+++ Data excerpts +++

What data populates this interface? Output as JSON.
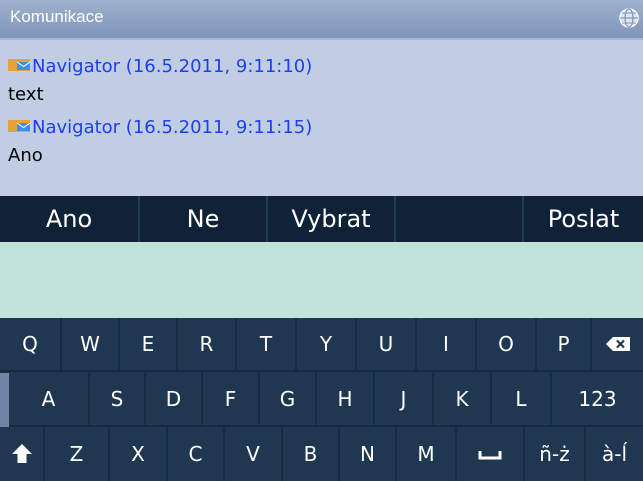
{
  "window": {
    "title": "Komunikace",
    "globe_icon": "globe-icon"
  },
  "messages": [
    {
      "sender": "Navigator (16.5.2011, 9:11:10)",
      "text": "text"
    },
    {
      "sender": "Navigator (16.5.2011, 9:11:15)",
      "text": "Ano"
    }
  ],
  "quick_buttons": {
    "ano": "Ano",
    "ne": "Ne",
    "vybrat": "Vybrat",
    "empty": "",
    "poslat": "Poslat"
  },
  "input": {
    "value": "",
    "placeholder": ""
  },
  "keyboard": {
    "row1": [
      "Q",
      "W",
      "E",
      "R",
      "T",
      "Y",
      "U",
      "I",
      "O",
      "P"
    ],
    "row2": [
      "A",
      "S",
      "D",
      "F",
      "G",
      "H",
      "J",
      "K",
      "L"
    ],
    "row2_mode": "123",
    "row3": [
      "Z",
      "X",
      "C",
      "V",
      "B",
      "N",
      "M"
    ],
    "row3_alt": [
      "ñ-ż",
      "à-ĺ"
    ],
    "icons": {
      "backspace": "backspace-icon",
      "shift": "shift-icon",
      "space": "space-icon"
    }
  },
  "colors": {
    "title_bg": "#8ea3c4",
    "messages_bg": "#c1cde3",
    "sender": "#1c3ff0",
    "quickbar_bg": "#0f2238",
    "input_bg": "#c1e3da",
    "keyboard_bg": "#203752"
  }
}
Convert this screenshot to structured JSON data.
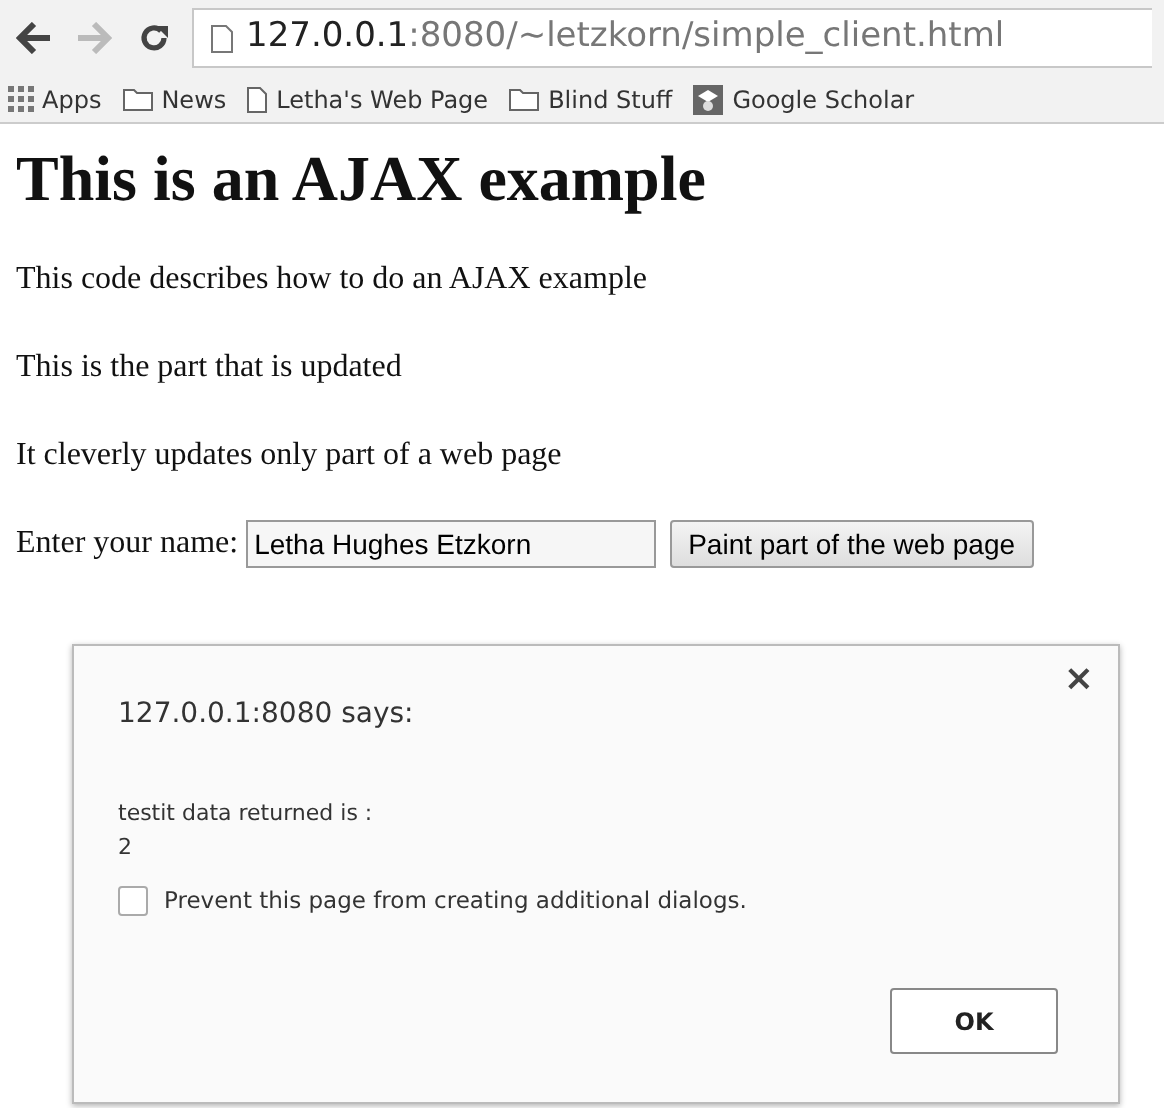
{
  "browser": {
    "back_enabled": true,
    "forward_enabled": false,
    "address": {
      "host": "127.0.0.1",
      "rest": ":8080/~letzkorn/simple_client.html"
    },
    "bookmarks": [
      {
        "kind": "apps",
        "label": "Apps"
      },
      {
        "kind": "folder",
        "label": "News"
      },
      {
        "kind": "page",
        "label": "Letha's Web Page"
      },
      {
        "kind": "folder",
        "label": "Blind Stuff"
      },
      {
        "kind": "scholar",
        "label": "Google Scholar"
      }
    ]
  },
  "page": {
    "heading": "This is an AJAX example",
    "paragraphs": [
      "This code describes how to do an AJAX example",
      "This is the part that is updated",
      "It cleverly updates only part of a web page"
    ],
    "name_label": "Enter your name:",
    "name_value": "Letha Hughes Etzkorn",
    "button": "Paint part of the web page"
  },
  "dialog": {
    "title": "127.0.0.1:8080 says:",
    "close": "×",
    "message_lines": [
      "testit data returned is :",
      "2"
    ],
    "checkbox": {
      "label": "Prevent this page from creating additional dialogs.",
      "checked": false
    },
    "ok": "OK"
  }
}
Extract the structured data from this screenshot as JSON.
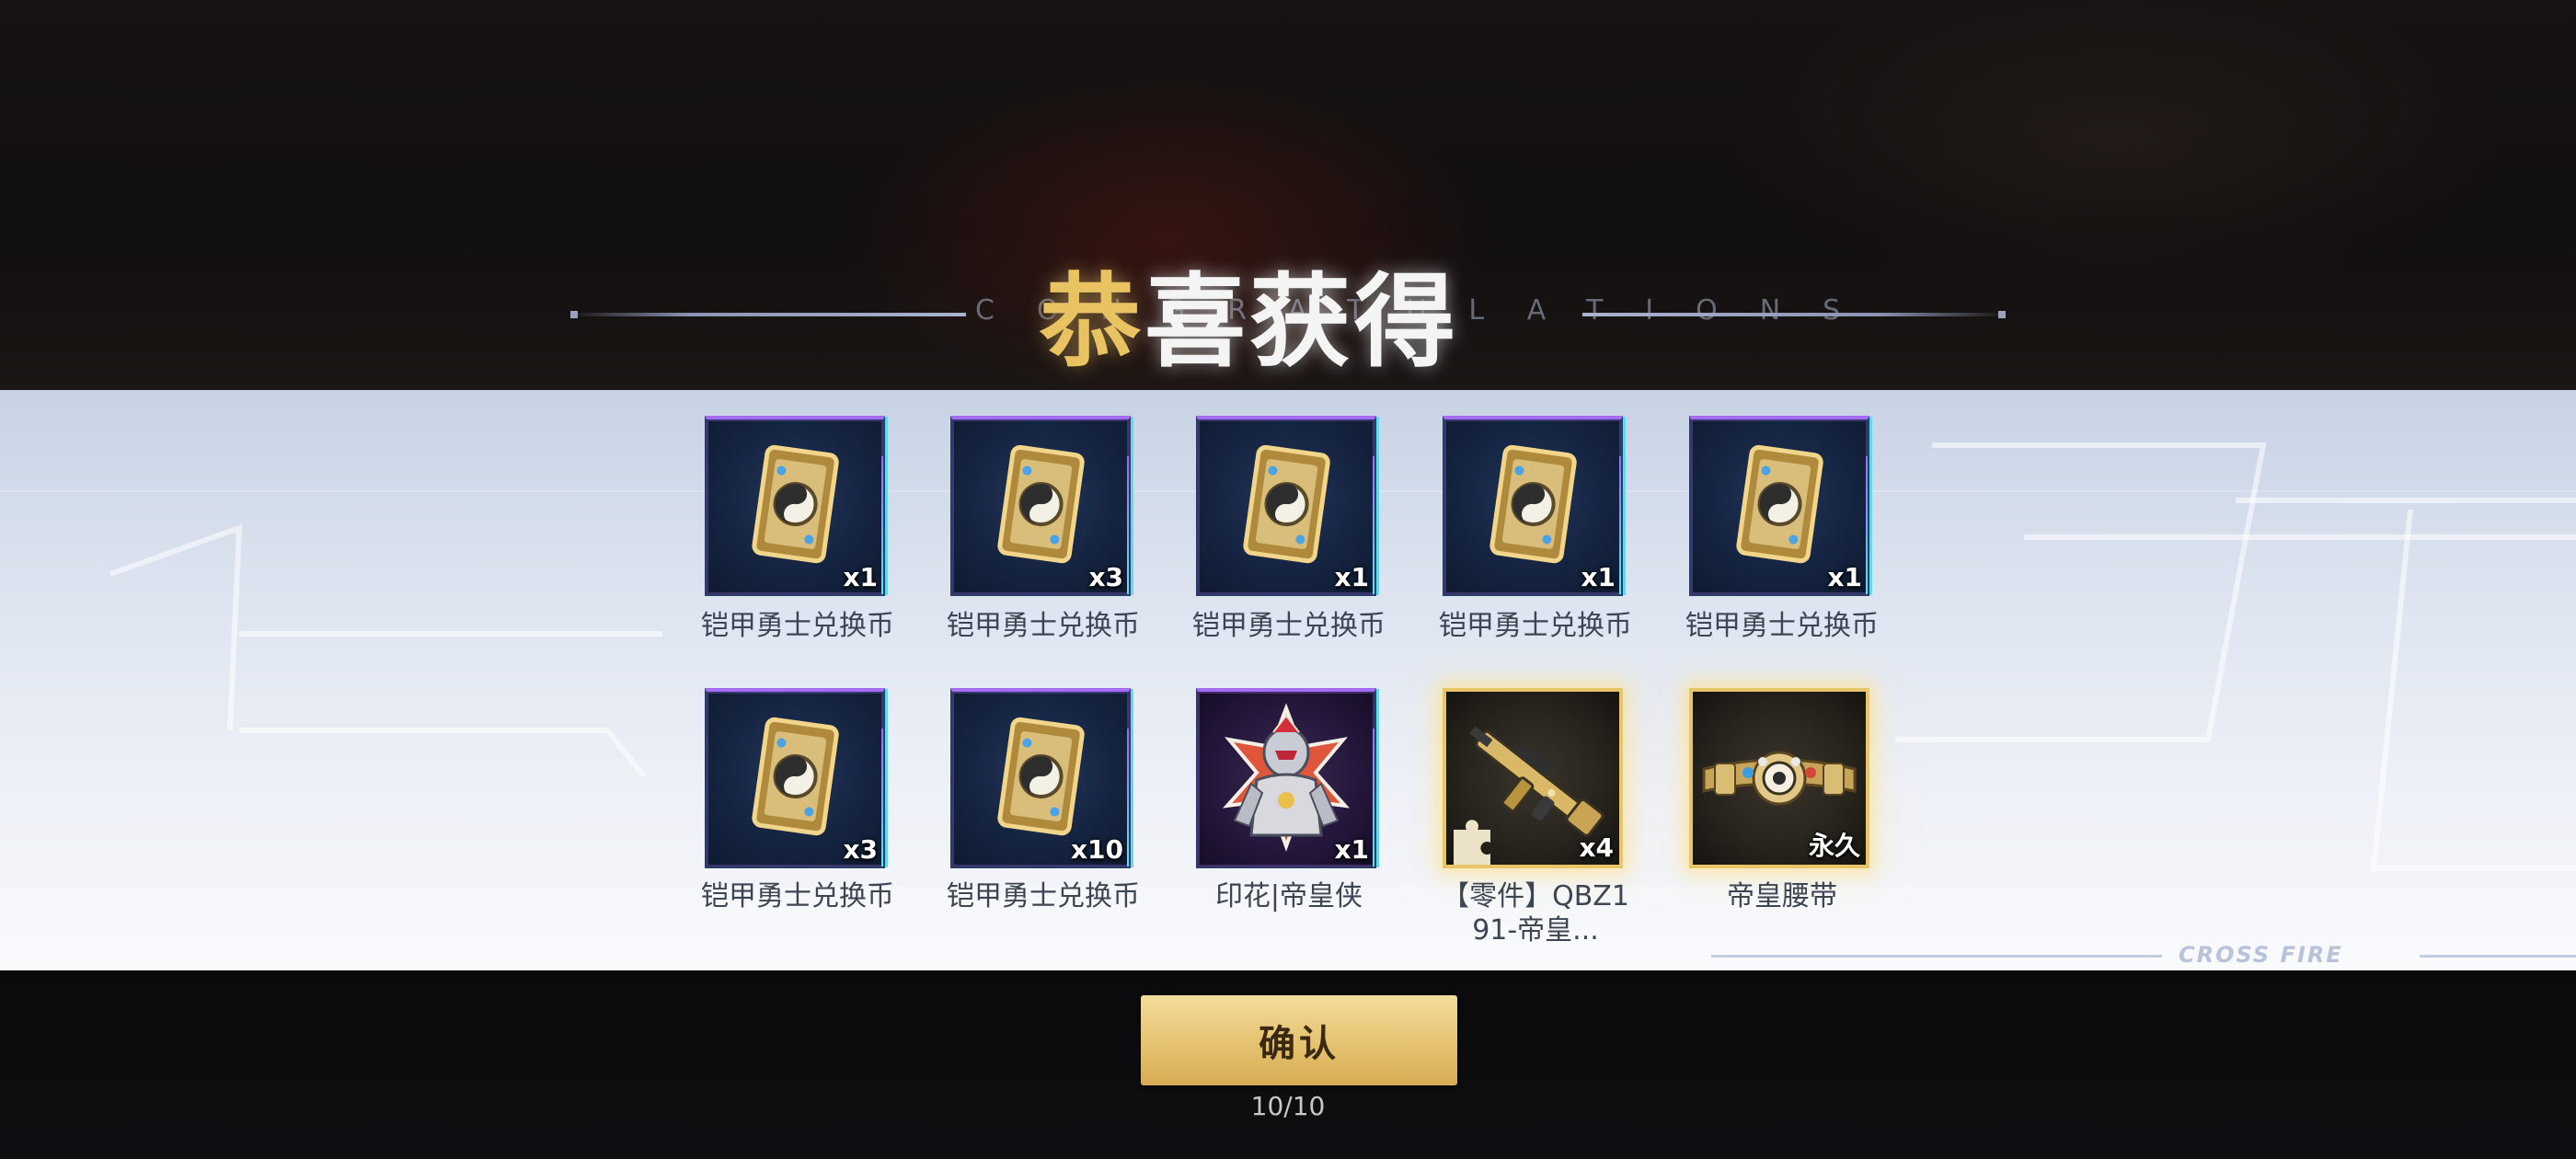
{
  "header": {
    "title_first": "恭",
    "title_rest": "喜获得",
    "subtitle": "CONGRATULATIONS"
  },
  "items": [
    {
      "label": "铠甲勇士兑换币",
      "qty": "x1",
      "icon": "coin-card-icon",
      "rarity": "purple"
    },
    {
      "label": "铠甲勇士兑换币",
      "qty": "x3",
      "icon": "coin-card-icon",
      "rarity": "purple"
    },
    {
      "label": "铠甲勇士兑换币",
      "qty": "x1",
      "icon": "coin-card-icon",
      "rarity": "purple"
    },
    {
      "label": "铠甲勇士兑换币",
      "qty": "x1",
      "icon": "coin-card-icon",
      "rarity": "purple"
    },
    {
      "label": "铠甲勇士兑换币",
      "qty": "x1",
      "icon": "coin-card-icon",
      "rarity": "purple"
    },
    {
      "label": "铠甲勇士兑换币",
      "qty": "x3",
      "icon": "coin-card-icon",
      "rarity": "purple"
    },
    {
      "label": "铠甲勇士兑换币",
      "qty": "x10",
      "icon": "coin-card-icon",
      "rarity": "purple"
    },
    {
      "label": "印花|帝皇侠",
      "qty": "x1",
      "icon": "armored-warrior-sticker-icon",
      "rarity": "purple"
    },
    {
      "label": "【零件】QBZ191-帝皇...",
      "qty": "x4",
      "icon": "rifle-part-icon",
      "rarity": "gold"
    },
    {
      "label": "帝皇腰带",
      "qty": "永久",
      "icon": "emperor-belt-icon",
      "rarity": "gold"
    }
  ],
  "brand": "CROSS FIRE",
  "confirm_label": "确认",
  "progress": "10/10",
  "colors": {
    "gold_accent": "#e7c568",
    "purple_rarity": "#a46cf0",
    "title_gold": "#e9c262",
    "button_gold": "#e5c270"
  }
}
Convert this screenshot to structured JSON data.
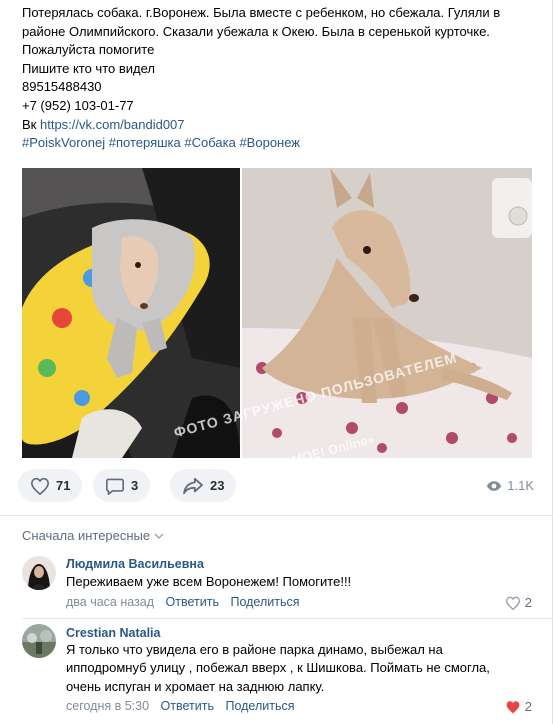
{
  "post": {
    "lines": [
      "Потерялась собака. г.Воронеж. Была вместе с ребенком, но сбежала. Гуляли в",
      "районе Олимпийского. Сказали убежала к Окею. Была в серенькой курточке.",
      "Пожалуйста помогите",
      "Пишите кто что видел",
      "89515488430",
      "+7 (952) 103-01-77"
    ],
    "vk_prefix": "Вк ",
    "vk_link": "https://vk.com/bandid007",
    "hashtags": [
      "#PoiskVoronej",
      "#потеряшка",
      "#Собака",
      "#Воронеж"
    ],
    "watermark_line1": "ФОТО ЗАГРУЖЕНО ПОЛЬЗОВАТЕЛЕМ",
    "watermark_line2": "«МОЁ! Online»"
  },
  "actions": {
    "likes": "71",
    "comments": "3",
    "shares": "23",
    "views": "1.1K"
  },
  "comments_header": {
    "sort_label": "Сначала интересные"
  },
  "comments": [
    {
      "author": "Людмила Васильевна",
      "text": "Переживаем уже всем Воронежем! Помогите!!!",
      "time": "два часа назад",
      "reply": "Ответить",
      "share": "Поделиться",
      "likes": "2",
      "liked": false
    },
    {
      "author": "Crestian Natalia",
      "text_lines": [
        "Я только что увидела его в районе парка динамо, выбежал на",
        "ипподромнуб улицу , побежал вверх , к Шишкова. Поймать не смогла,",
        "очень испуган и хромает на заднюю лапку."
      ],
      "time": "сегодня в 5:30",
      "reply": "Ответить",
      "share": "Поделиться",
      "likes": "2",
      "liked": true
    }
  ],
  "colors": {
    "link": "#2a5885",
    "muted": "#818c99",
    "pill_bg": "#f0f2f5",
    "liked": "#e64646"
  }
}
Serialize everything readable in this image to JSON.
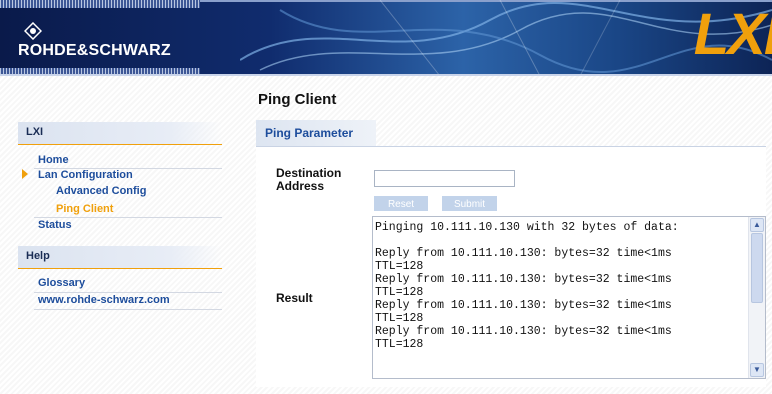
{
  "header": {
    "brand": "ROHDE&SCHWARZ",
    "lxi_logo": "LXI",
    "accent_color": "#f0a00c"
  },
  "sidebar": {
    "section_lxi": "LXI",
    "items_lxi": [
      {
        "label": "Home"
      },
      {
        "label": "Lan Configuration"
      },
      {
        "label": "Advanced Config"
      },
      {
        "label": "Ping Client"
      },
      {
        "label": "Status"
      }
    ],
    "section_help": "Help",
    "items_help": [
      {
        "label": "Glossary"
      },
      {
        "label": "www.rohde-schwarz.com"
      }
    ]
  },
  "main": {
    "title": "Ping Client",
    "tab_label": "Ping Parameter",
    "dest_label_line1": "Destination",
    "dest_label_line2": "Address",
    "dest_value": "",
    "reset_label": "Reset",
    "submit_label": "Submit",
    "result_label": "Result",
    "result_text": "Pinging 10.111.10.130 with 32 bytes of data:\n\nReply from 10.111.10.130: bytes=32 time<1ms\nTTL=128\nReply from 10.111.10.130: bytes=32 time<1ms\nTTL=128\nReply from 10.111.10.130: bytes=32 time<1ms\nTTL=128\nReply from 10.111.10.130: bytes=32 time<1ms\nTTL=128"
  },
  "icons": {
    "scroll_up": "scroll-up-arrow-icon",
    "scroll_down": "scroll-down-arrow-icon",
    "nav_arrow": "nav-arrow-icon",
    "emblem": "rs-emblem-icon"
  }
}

+++

_Brief_. Scan the lines for the string "false". Copy out each line that matches.

_Exercise output_.
    "forward_enabled": false,
      "checked": false
      "liked": false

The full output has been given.